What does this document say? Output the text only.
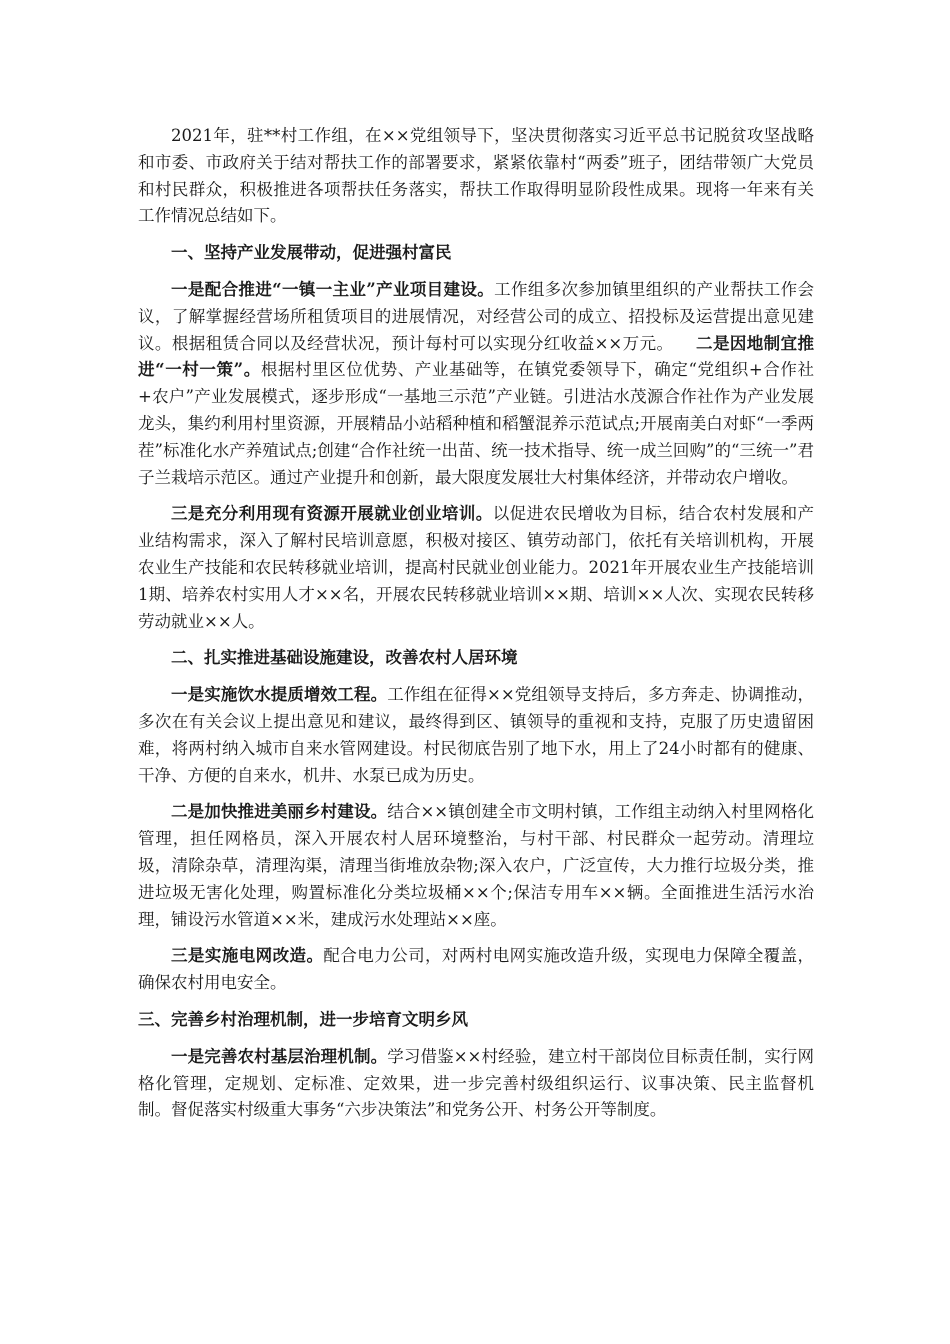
2021年，驻**村工作组，在××党组领导下，坚决贯彻落实习近平总书记脱贫攻坚战略和市委、市政府关于结对帮扶工作的部署要求，紧紧依靠村“两委”班子，团结带领广大党员和村民群众，积极推进各项帮扶任务落实，帮扶工作取得明显阶段性成果。现将一年来有关工作情况总结如下。

一、坚持产业发展带动，促进强村富民

一是配合推进“一镇一主业”产业项目建设。工作组多次参加镇里组织的产业帮扶工作会议，了解掌握经营场所租赁项目的进展情况，对经营公司的成立、招投标及运营提出意见建议。根据租赁合同以及经营状况，预计每村可以实现分红收益××万元。 二是因地制宜推进“一村一策”。根据村里区位优势、产业基础等，在镇党委领导下，确定“党组织+合作社+农户”产业发展模式，逐步形成“一基地三示范”产业链。引进沽水茂源合作社作为产业发展龙头，集约利用村里资源，开展精品小站稻种植和稻蟹混养示范试点;开展南美白对虾“一季两茬”标准化水产养殖试点;创建“合作社统一出苗、统一技术指导、统一成兰回购”的“三统一”君子兰栽培示范区。通过产业提升和创新，最大限度发展壮大村集体经济，并带动农户增收。

三是充分利用现有资源开展就业创业培训。以促进农民增收为目标，结合农村发展和产业结构需求，深入了解村民培训意愿，积极对接区、镇劳动部门，依托有关培训机构，开展农业生产技能和农民转移就业培训，提高村民就业创业能力。2021年开展农业生产技能培训1期、培养农村实用人才××名，开展农民转移就业培训××期、培训××人次、实现农民转移劳动就业××人。

二、扎实推进基础设施建设，改善农村人居环境

一是实施饮水提质增效工程。工作组在征得××党组领导支持后，多方奔走、协调推动，多次在有关会议上提出意见和建议，最终得到区、镇领导的重视和支持，克服了历史遗留困难，将两村纳入城市自来水管网建设。村民彻底告别了地下水，用上了24小时都有的健康、干净、方便的自来水，机井、水泵已成为历史。

二是加快推进美丽乡村建设。结合××镇创建全市文明村镇，工作组主动纳入村里网格化管理，担任网格员，深入开展农村人居环境整治，与村干部、村民群众一起劳动。清理垃圾，清除杂草，清理沟渠，清理当街堆放杂物;深入农户，广泛宣传，大力推行垃圾分类，推进垃圾无害化处理，购置标准化分类垃圾桶××个;保洁专用车××辆。全面推进生活污水治理，铺设污水管道××米，建成污水处理站××座。

三是实施电网改造。配合电力公司，对两村电网实施改造升级，实现电力保障全覆盖，确保农村用电安全。

三、完善乡村治理机制，进一步培育文明乡风

一是完善农村基层治理机制。学习借鉴××村经验，建立村干部岗位目标责任制，实行网格化管理，定规划、定标准、定效果，进一步完善村级组织运行、议事决策、民主监督机制。督促落实村级重大事务“六步决策法”和党务公开、村务公开等制度。
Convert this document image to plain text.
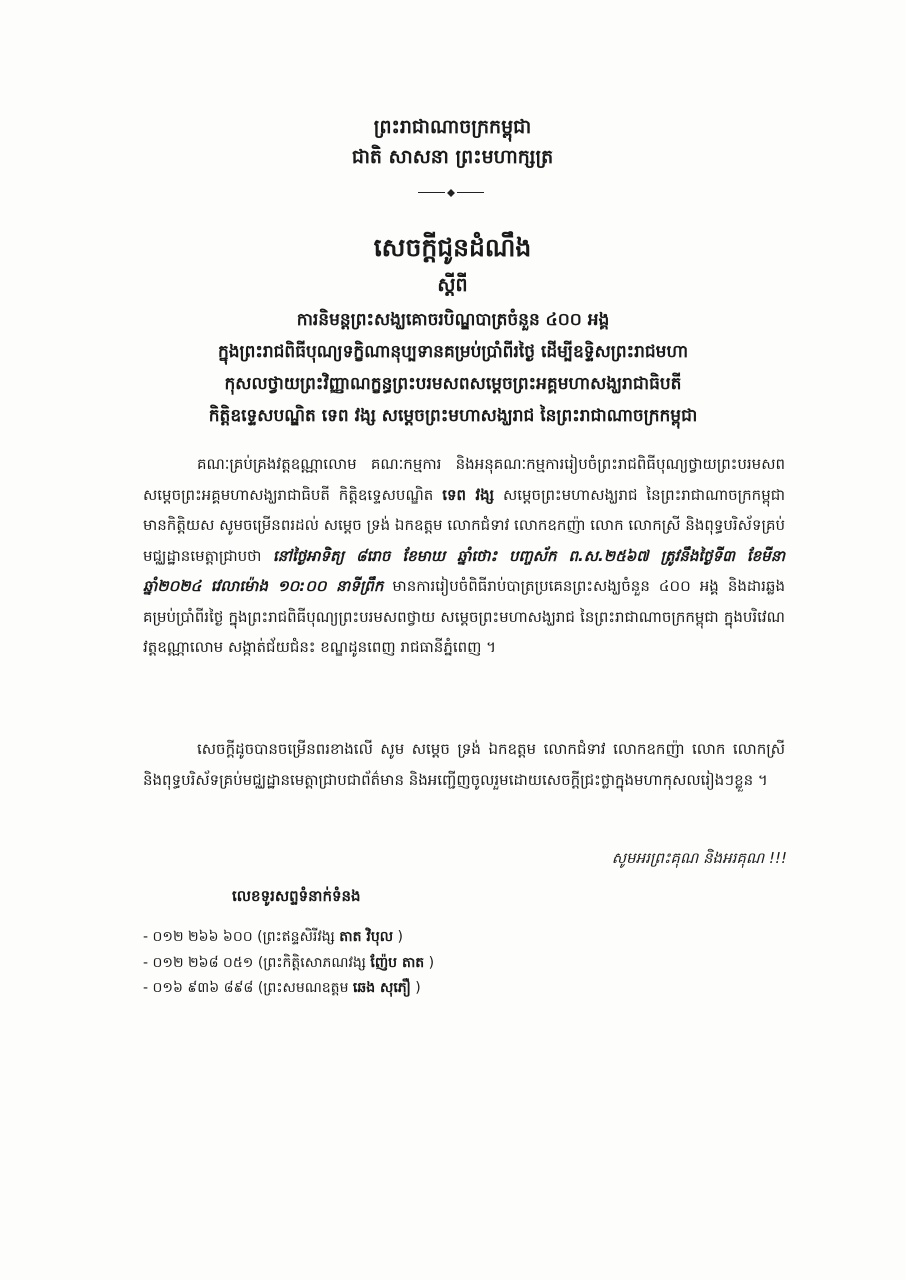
ព្រះរាជាណាចក្រកម្ពុជា
ជាតិ សាសនា ព្រះមហាក្សត្រ
សេចក្តីជូនដំណឹង
ស្តីពី
ការនិមន្តព្រះសង្ឃគោចរបិណ្ឌបាត្រចំនួន ៤០០ អង្គ
ក្នុងព្រះរាជពិធីបុណ្យទក្ខិណានុប្បទានគម្រប់ប្រាំពីរថ្ងៃ ដើម្បីឧទ្ទិសព្រះរាជមហា
កុសលថ្វាយព្រះវិញ្ញាណក្ខន្ធព្រះបរមសពសម្តេចព្រះអគ្គមហាសង្ឃរាជាធិបតី
កិត្តិឧទ្ទេសបណ្ឌិត ទេព វង្ស សម្តេចព្រះមហាសង្ឃរាជ នៃព្រះរាជាណាចក្រកម្ពុជា
គណៈគ្រប់គ្រងវត្តឧណ្ណាលោម គណៈកម្មការ និងអនុគណៈកម្មការរៀបចំព្រះរាជពិធីបុណ្យថ្វាយព្រះបរមសព សម្តេចព្រះអគ្គមហាសង្ឃរាជាធិបតី កិត្តិឧទ្ទេសបណ្ឌិត ទេព វង្ស សម្តេចព្រះមហាសង្ឃរាជ នៃព្រះរាជាណាចក្រកម្ពុជា មានកិត្តិយស សូមចម្រើនពរដល់ សម្តេច ទ្រង់ ឯកឧត្តម លោកជំទាវ លោកឧកញ៉ា លោក លោកស្រី និងពុទ្ធបរិស័ទគ្រប់មជ្ឈដ្ឋានមេត្តាជ្រាបថា នៅថ្ងៃអាទិត្យ ៨រោច ខែមាឃ ឆ្នាំថោះ បញ្ចស័ក ព.ស.២៥៦៧ ត្រូវនឹងថ្ងៃទី៣ ខែមីនា ឆ្នាំ២០២៤ វេលាម៉ោង ១០:០០ នាទីព្រឹក មានការរៀបចំពិធីរាប់បាត្រប្រគេនព្រះសង្ឃចំនួន ៤០០ អង្គ និងដារឆ្លងគម្រប់ប្រាំពីរថ្ងៃ ក្នុងព្រះរាជពិធីបុណ្យព្រះបរមសពថ្វាយ សម្តេចព្រះមហាសង្ឃរាជ នៃព្រះរាជាណាចក្រកម្ពុជា ក្នុងបរិវេណវត្តឧណ្ណាលោម សង្កាត់ជ័យជំនះ ខណ្ឌដូនពេញ រាជធានីភ្នំពេញ ។
សេចក្តីដូចបានចម្រើនពរខាងលើ សូម សម្តេច ទ្រង់ ឯកឧត្តម លោកជំទាវ លោកឧកញ៉ា លោក លោកស្រី និងពុទ្ធបរិស័ទគ្រប់មជ្ឈដ្ឋានមេត្តាជ្រាបជាព័ត៌មាន និងអញ្ជើញចូលរួមដោយសេចក្តីជ្រះថ្លាក្នុងមហាកុសលរៀងៗខ្លួន ។
សូមអរព្រះគុណ និងអរគុណ !!!
លេខទូរសព្ទទំនាក់ទំនង
- ០១២ ២៦៦ ៦០០ (ព្រះឥន្ទសិរីវង្ស តាត វិបុល )
- ០១២ ២៦៨ ០៥១ (ព្រះកិត្តិសោភណវង្ស ញ៉ែប តាត )
- ០១៦ ៩៣៦ ៨៩៨ (ព្រះសមណឧត្តម ឆេង សុភឿ )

Objective: Copy out the entries verbatim and leave the images out.

Final answer:
What does this document say? Output the text only.
2021年，驻**村工作组，在××党组领导下，坚决贯彻落实习近平总书记脱贫攻坚战略和市委、市政府关于结对帮扶工作的部署要求，紧紧依靠村“两委”班子，团结带领广大党员和村民群众，积极推进各项帮扶任务落实，帮扶工作取得明显阶段性成果。现将一年来有关工作情况总结如下。

一、坚持产业发展带动，促进强村富民

一是配合推进“一镇一主业”产业项目建设。工作组多次参加镇里组织的产业帮扶工作会议，了解掌握经营场所租赁项目的进展情况，对经营公司的成立、招投标及运营提出意见建议。根据租赁合同以及经营状况，预计每村可以实现分红收益××万元。 二是因地制宜推进“一村一策”。根据村里区位优势、产业基础等，在镇党委领导下，确定“党组织+合作社+农户”产业发展模式，逐步形成“一基地三示范”产业链。引进沽水茂源合作社作为产业发展龙头，集约利用村里资源，开展精品小站稻种植和稻蟹混养示范试点;开展南美白对虾“一季两茬”标准化水产养殖试点;创建“合作社统一出苗、统一技术指导、统一成兰回购”的“三统一”君子兰栽培示范区。通过产业提升和创新，最大限度发展壮大村集体经济，并带动农户增收。

三是充分利用现有资源开展就业创业培训。以促进农民增收为目标，结合农村发展和产业结构需求，深入了解村民培训意愿，积极对接区、镇劳动部门，依托有关培训机构，开展农业生产技能和农民转移就业培训，提高村民就业创业能力。2021年开展农业生产技能培训1期、培养农村实用人才××名，开展农民转移就业培训××期、培训××人次、实现农民转移劳动就业××人。

二、扎实推进基础设施建设，改善农村人居环境

一是实施饮水提质增效工程。工作组在征得××党组领导支持后，多方奔走、协调推动，多次在有关会议上提出意见和建议，最终得到区、镇领导的重视和支持，克服了历史遗留困难，将两村纳入城市自来水管网建设。村民彻底告别了地下水，用上了24小时都有的健康、干净、方便的自来水，机井、水泵已成为历史。

二是加快推进美丽乡村建设。结合××镇创建全市文明村镇，工作组主动纳入村里网格化管理，担任网格员，深入开展农村人居环境整治，与村干部、村民群众一起劳动。清理垃圾，清除杂草，清理沟渠，清理当街堆放杂物;深入农户，广泛宣传，大力推行垃圾分类，推进垃圾无害化处理，购置标准化分类垃圾桶××个;保洁专用车××辆。全面推进生活污水治理，铺设污水管道××米，建成污水处理站××座。

三是实施电网改造。配合电力公司，对两村电网实施改造升级，实现电力保障全覆盖，确保农村用电安全。

三、完善乡村治理机制，进一步培育文明乡风

一是完善农村基层治理机制。学习借鉴××村经验，建立村干部岗位目标责任制，实行网格化管理，定规划、定标准、定效果，进一步完善村级组织运行、议事决策、民主监督机制。督促落实村级重大事务“六步决策法”和党务公开、村务公开等制度。
Convert this document image to plain text.
ព្រះរាជាណាចក្រកម្ពុជា
ជាតិ សាសនា ព្រះមហាក្សត្រ
សេចក្តីជូនដំណឹង
ស្តីពី
ការនិមន្តព្រះសង្ឃគោចរបិណ្ឌបាត្រចំនួន ៤០០ អង្គ
ក្នុងព្រះរាជពិធីបុណ្យទក្ខិណានុប្បទានគម្រប់ប្រាំពីរថ្ងៃ ដើម្បីឧទ្ទិសព្រះរាជមហា
កុសលថ្វាយព្រះវិញ្ញាណក្ខន្ធព្រះបរមសពសម្តេចព្រះអគ្គមហាសង្ឃរាជាធិបតី
កិត្តិឧទ្ទេសបណ្ឌិត ទេព វង្ស សម្តេចព្រះមហាសង្ឃរាជ នៃព្រះរាជាណាចក្រកម្ពុជា
គណៈគ្រប់គ្រងវត្តឧណ្ណាលោម គណៈកម្មការ និងអនុគណៈកម្មការរៀបចំព្រះរាជពិធីបុណ្យថ្វាយព្រះបរមសព សម្តេចព្រះអគ្គមហាសង្ឃរាជាធិបតី កិត្តិឧទ្ទេសបណ្ឌិត ទេព វង្ស សម្តេចព្រះមហាសង្ឃរាជ នៃព្រះរាជាណាចក្រកម្ពុជា មានកិត្តិយស សូមចម្រើនពរដល់ សម្តេច ទ្រង់ ឯកឧត្តម លោកជំទាវ លោកឧកញ៉ា លោក លោកស្រី និងពុទ្ធបរិស័ទគ្រប់មជ្ឈដ្ឋានមេត្តាជ្រាបថា នៅថ្ងៃអាទិត្យ ៨រោច ខែមាឃ ឆ្នាំថោះ បញ្ចស័ក ព.ស.២៥៦៧ ត្រូវនឹងថ្ងៃទី៣ ខែមីនា ឆ្នាំ២០២៤ វេលាម៉ោង ១០:០០ នាទីព្រឹក មានការរៀបចំពិធីរាប់បាត្រប្រគេនព្រះសង្ឃចំនួន ៤០០ អង្គ និងដារឆ្លងគម្រប់ប្រាំពីរថ្ងៃ ក្នុងព្រះរាជពិធីបុណ្យព្រះបរមសពថ្វាយ សម្តេចព្រះមហាសង្ឃរាជ នៃព្រះរាជាណាចក្រកម្ពុជា ក្នុងបរិវេណវត្តឧណ្ណាលោម សង្កាត់ជ័យជំនះ ខណ្ឌដូនពេញ រាជធានីភ្នំពេញ ។
សេចក្តីដូចបានចម្រើនពរខាងលើ សូម សម្តេច ទ្រង់ ឯកឧត្តម លោកជំទាវ លោកឧកញ៉ា លោក លោកស្រី និងពុទ្ធបរិស័ទគ្រប់មជ្ឈដ្ឋានមេត្តាជ្រាបជាព័ត៌មាន និងអញ្ជើញចូលរួមដោយសេចក្តីជ្រះថ្លាក្នុងមហាកុសលរៀងៗខ្លួន ។
សូមអរព្រះគុណ និងអរគុណ !!!
លេខទូរសព្ទទំនាក់ទំនង
- ០១២ ២៦៦ ៦០០ (ព្រះឥន្ទសិរីវង្ស តាត វិបុល )
- ០១២ ២៦៨ ០៥១ (ព្រះកិត្តិសោភណវង្ស ញ៉ែប តាត )
- ០១៦ ៩៣៦ ៨៩៨ (ព្រះសមណឧត្តម ឆេង សុភឿ )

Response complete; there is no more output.